Given instruction: Turn the data below into a numbered list with one line per item, skipping blank lines and leaving out the pictures.
START
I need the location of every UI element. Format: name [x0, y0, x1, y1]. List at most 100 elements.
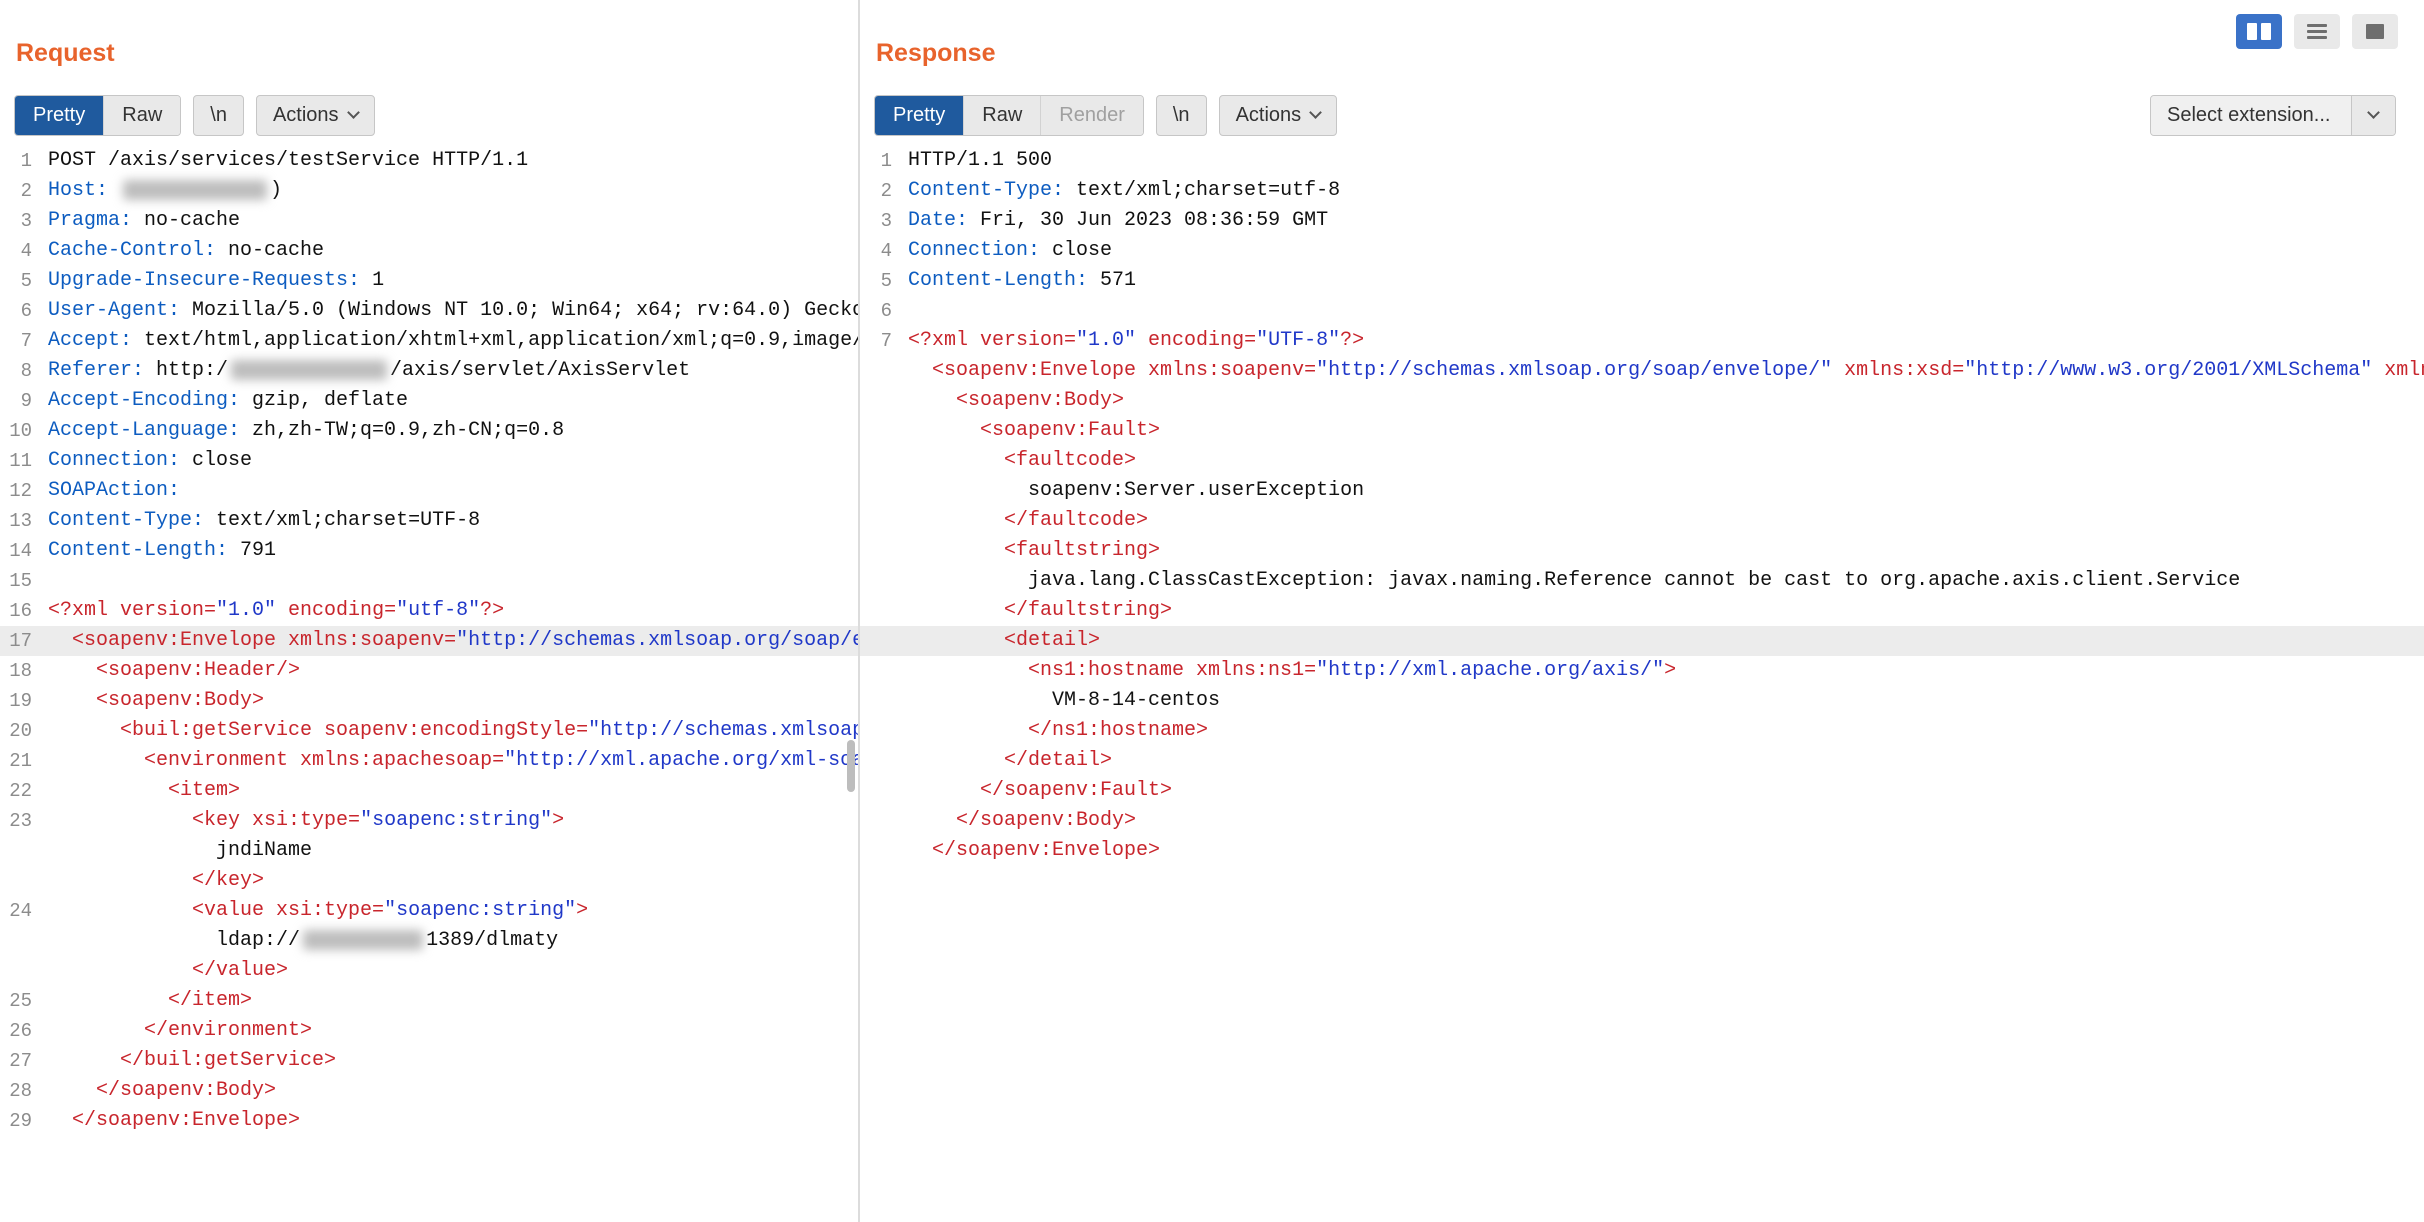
line-number: 25 [0, 986, 32, 1016]
response-tab-pretty[interactable]: Pretty [875, 96, 964, 135]
code-line: 11Connection: close [0, 446, 858, 476]
code-token: ?> [480, 599, 504, 622]
line-number: 14 [0, 536, 32, 566]
response-newline-toggle-button[interactable]: \n [1156, 95, 1207, 136]
code-token: </soapenv:Envelope> [908, 839, 1160, 862]
line-number: 8 [0, 356, 32, 386]
code-line: 9Accept-Encoding: gzip, deflate [0, 386, 858, 416]
code-token: xmlns:xsd= [1832, 359, 1964, 382]
rows-icon [2307, 24, 2327, 39]
request-panel: Request Pretty Raw \n Actions 1POST /axi… [0, 0, 860, 1222]
request-actions-label: Actions [273, 104, 339, 127]
code-line: 10Accept-Language: zh,zh-TW;q=0.9,zh-CN;… [0, 416, 858, 446]
request-actions-button[interactable]: Actions [256, 95, 375, 136]
layout-rows-button[interactable] [2294, 14, 2340, 49]
code-token: "soapenc:string" [384, 899, 576, 922]
request-scrollbar[interactable] [845, 140, 855, 1214]
code-token: > [576, 899, 588, 922]
code-token: <soapenv:Envelope xmlns:soapenv= [908, 359, 1316, 382]
code-token: ?> [1340, 329, 1364, 352]
code-line: 23 <key xsi:type="soapenc:string"> [0, 806, 858, 836]
request-tab-raw[interactable]: Raw [104, 96, 180, 135]
select-extension-button[interactable]: Select extension... [2151, 96, 2351, 135]
chevron-down-icon [2367, 106, 2380, 119]
response-view-tabs: Pretty Raw Render [874, 95, 1144, 136]
response-tab-raw[interactable]: Raw [964, 96, 1041, 135]
request-scrollbar-thumb[interactable] [847, 740, 855, 792]
line-number: 21 [0, 746, 32, 776]
response-actions-label: Actions [1236, 104, 1302, 127]
code-token: </ns1:hostname> [908, 719, 1208, 742]
code-token: Mozilla/5.0 (Windows NT 10.0; Win64; x64… [180, 299, 858, 322]
code-line: </soapenv:Body> [860, 806, 2424, 836]
code-token: jndiName [48, 839, 312, 862]
code-token: <faultcode> [908, 449, 1136, 472]
code-line: <soapenv:Envelope xmlns:soapenv="http://… [860, 356, 2424, 386]
code-line: 19 <soapenv:Body> [0, 686, 858, 716]
code-token: > [552, 809, 564, 832]
code-token: no-cache [216, 239, 324, 262]
code-token: </soapenv:Envelope> [48, 1109, 300, 1132]
request-editor[interactable]: 1POST /axis/services/testService HTTP/1.… [0, 146, 858, 1136]
code-token: </value> [48, 959, 288, 982]
code-line: 4Cache-Control: no-cache [0, 236, 858, 266]
code-line: </soapenv:Fault> [860, 776, 2424, 806]
code-token: SOAPAction: [48, 479, 180, 502]
code-token: Referer: [48, 359, 144, 382]
request-title: Request [16, 39, 115, 68]
line-number: 4 [860, 236, 892, 266]
line-number: 22 [0, 776, 32, 806]
code-token: text/xml;charset=utf-8 [1064, 179, 1340, 202]
code-token: </faultstring> [908, 599, 1172, 622]
code-token: POST /axis/services/testService HTTP/1.1 [48, 149, 528, 172]
request-tab-pretty[interactable]: Pretty [15, 96, 104, 135]
request-newline-toggle-button[interactable]: \n [193, 95, 244, 136]
code-token: </environment> [48, 1019, 312, 1042]
request-tabbar: Pretty Raw \n Actions [0, 94, 858, 136]
code-token: VM-8-14-centos [908, 689, 1220, 712]
code-line: 14Content-Length: 791 [0, 536, 858, 566]
code-token: </soapenv:Body> [48, 1079, 276, 1102]
chevron-down-icon [347, 106, 360, 119]
redacted-text [231, 360, 387, 380]
columns-icon [2261, 23, 2271, 40]
code-token: Date: [908, 209, 968, 232]
code-token: <soapenv:Header/> [48, 659, 300, 682]
code-line: <detail> [860, 626, 2424, 656]
code-token: Fri, 30 Jun 2023 08:36:59 GMT [968, 209, 1328, 232]
code-token: <?xml version= [48, 599, 216, 622]
code-token: </soapenv:Fault> [908, 779, 1172, 802]
line-number: 11 [0, 446, 32, 476]
message-editor: Request Pretty Raw \n Actions 1POST /axi… [0, 0, 2424, 1222]
line-number: 16 [0, 596, 32, 626]
line-number: 17 [0, 626, 32, 656]
code-token: </soapenv:Body> [908, 809, 1136, 832]
response-tab-render[interactable]: Render [1041, 96, 1143, 135]
code-token: </item> [48, 989, 252, 1012]
code-token: Accept-Language: [48, 419, 240, 442]
code-line: 1HTTP/1.1 500 [860, 146, 2424, 176]
line-number: 19 [0, 686, 32, 716]
code-token: Content-Type: [48, 509, 204, 532]
response-actions-button[interactable]: Actions [1219, 95, 1338, 136]
select-extension-dropdown-button[interactable] [2351, 96, 2395, 135]
code-line: 3Date: Fri, 30 Jun 2023 08:36:59 GMT [860, 206, 2424, 236]
line-number: 2 [0, 176, 32, 206]
line-number: 13 [0, 506, 32, 536]
code-line: </faultcode> [860, 506, 2424, 536]
code-token: close [1040, 239, 1112, 262]
code-token: <buil:getService soapenv:encodingStyle= [48, 719, 588, 742]
response-editor[interactable]: 1HTTP/1.1 5002Content-Type: text/xml;cha… [860, 146, 2424, 866]
code-token: text/xml;charset=UTF-8 [204, 509, 480, 532]
code-token: <faultstring> [908, 539, 1160, 562]
line-number: 10 [0, 416, 32, 446]
code-token: gzip, deflate [240, 389, 408, 412]
layout-columns-button[interactable] [2236, 14, 2282, 49]
code-line: jndiName [0, 836, 858, 866]
code-token: ldap:// [48, 929, 300, 952]
code-line: </soapenv:Envelope> [860, 836, 2424, 866]
line-number: 7 [860, 326, 892, 356]
line-number: 18 [0, 656, 32, 686]
layout-single-button[interactable] [2352, 14, 2398, 49]
line-number: 6 [0, 296, 32, 326]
END
Response to this task:
1. I need the location of every UI element. Format: name [x0, y0, x1, y1]. List at most 100 elements.
2. line-number: 25 [0, 986, 32, 1016]
3. response-tab-pretty[interactable]: Pretty [875, 96, 964, 135]
4. code-line: 11Connection: close [0, 446, 858, 476]
5. code-token: ?> [480, 599, 504, 622]
6. line-number: 14 [0, 536, 32, 566]
7. response-newline-toggle-button[interactable]: \n [1156, 95, 1207, 136]
8. code-token: </soapenv:Envelope> [908, 839, 1160, 862]
9. line-number: 8 [0, 356, 32, 386]
10. code-line: 9Accept-Encoding: gzip, deflate [0, 386, 858, 416]
11. code-token: xmlns:xsd= [1832, 359, 1964, 382]
12. rows-icon [2307, 24, 2327, 39]
13. request-panel: Request Pretty Raw \n Actions 1POST /axi… [0, 0, 860, 1222]
14. request-actions-label: Actions [273, 104, 339, 127]
15. code-line: 10Accept-Language: zh,zh-TW;q=0.9,zh-CN;… [0, 416, 858, 446]
16. request-actions-button[interactable]: Actions [256, 95, 375, 136]
17. layout-rows-button[interactable] [2294, 14, 2340, 49]
18. code-token: "soapenc:string" [384, 899, 576, 922]
19. request-scrollbar[interactable] [845, 140, 855, 1214]
20. code-token: > [576, 899, 588, 922]
21. code-token: <soapenv:Envelope xmlns:soapenv= [908, 359, 1316, 382]
22. code-token: ?> [1340, 329, 1364, 352]
23. code-line: 23 <key xsi:type="soapenc:string"> [0, 806, 858, 836]
24. request-tab-raw[interactable]: Raw [104, 96, 180, 135]
25. select-extension-button[interactable]: Select extension... [2151, 96, 2351, 135]
26. chevron-down-icon [2367, 106, 2380, 119]
27. response-view-tabs: Pretty Raw Render [874, 95, 1144, 136]
28. response-tab-raw[interactable]: Raw [964, 96, 1041, 135]
29. request-scrollbar-thumb[interactable] [847, 740, 855, 792]
30. line-number: 21 [0, 746, 32, 776]
31. response-actions-label: Actions [1236, 104, 1302, 127]
32. code-token: </ns1:hostname> [908, 719, 1208, 742]
33. code-token: Mozilla/5.0 (Windows NT 10.0; Win64; x64… [180, 299, 858, 322]
34. code-line: </soapenv:Body> [860, 806, 2424, 836]
35. code-token: jndiName [48, 839, 312, 862]
36. code-token: <faultcode> [908, 449, 1136, 472]
37. code-line: <soapenv:Envelope xmlns:soapenv="http://… [860, 356, 2424, 386]
38. code-line: 19 <soapenv:Body> [0, 686, 858, 716]
39. code-token: > [552, 809, 564, 832]
40. code-token: no-cache [216, 239, 324, 262]
41. code-token: </soapenv:Envelope> [48, 1109, 300, 1132]
42. request-editor[interactable]: 1POST /axis/services/testService HTTP/1.… [0, 146, 858, 1136]
43. code-token: </value> [48, 959, 288, 982]
44. code-line: 4Cache-Control: no-cache [0, 236, 858, 266]
45. code-line: </soapenv:Fault> [860, 776, 2424, 806]
46. code-token: SOAPAction: [48, 479, 180, 502]
47. code-token: Referer: [48, 359, 144, 382]
48. request-title: Request [16, 39, 115, 68]
49. line-number: 4 [860, 236, 892, 266]
50. line-number: 22 [0, 776, 32, 806]
51. code-token: text/xml;charset=utf-8 [1064, 179, 1340, 202]
52. code-token: </faultstring> [908, 599, 1172, 622]
53. code-token: POST /axis/services/testService HTTP/1.1 [48, 149, 528, 172]
54. request-tab-pretty[interactable]: Pretty [15, 96, 104, 135]
55. request-newline-toggle-button[interactable]: \n [193, 95, 244, 136]
56. code-token: </environment> [48, 1019, 312, 1042]
57. request-tabbar: Pretty Raw \n Actions [0, 94, 858, 136]
58. code-token: VM-8-14-centos [908, 689, 1220, 712]
59. code-line: 14Content-Length: 791 [0, 536, 858, 566]
60. code-token: </soapenv:Body> [48, 1079, 276, 1102]
61. chevron-down-icon [347, 106, 360, 119]
62. redacted-text [231, 360, 387, 380]
63. columns-icon [2261, 23, 2271, 40]
64. code-token: Date: [908, 209, 968, 232]
65. code-token: <soapenv:Header/> [48, 659, 300, 682]
66. code-line: <detail> [860, 626, 2424, 656]
67. code-token: Fri, 30 Jun 2023 08:36:59 GMT [968, 209, 1328, 232]
68. code-token: <?xml version= [48, 599, 216, 622]
69. code-token: </soapenv:Fault> [908, 779, 1172, 802]
70. line-number: 11 [0, 446, 32, 476]
71. message-editor: Request Pretty Raw \n Actions 1POST /axi… [0, 0, 2424, 1222]
72. line-number: 16 [0, 596, 32, 626]
73. line-number: 17 [0, 626, 32, 656]
74. code-token: </soapenv:Body> [908, 809, 1136, 832]
75. response-tab-render[interactable]: Render [1041, 96, 1143, 135]
76. code-token: </item> [48, 989, 252, 1012]
77. code-token: Accept-Language: [48, 419, 240, 442]
78. code-line: 1HTTP/1.1 500 [860, 146, 2424, 176]
79. line-number: 19 [0, 686, 32, 716]
80. code-token: Content-Type: [48, 509, 204, 532]
81. response-actions-button[interactable]: Actions [1219, 95, 1338, 136]
82. select-extension-dropdown-button[interactable] [2351, 96, 2395, 135]
83. code-line: 3Date: Fri, 30 Jun 2023 08:36:59 GMT [860, 206, 2424, 236]
84. line-number: 2 [0, 176, 32, 206]
85. line-number: 13 [0, 506, 32, 536]
86. code-line: </faultcode> [860, 506, 2424, 536]
87. code-token: close [1040, 239, 1112, 262]
88. code-token: <buil:getService soapenv:encodingStyle= [48, 719, 588, 742]
89. response-editor[interactable]: 1HTTP/1.1 5002Content-Type: text/xml;cha… [860, 146, 2424, 866]
90. code-token: text/xml;charset=UTF-8 [204, 509, 480, 532]
91. code-token: <faultstring> [908, 539, 1160, 562]
92. line-number: 10 [0, 416, 32, 446]
93. code-token: gzip, deflate [240, 389, 408, 412]
94. layout-columns-button[interactable] [2236, 14, 2282, 49]
95. code-line: jndiName [0, 836, 858, 866]
96. code-token: ldap:// [48, 929, 300, 952]
97. code-line: </soapenv:Envelope> [860, 836, 2424, 866]
98. line-number: 7 [860, 326, 892, 356]
99. line-number: 18 [0, 656, 32, 686]
100. layout-single-button[interactable] [2352, 14, 2398, 49]
101. line-number: 6 [0, 296, 32, 326]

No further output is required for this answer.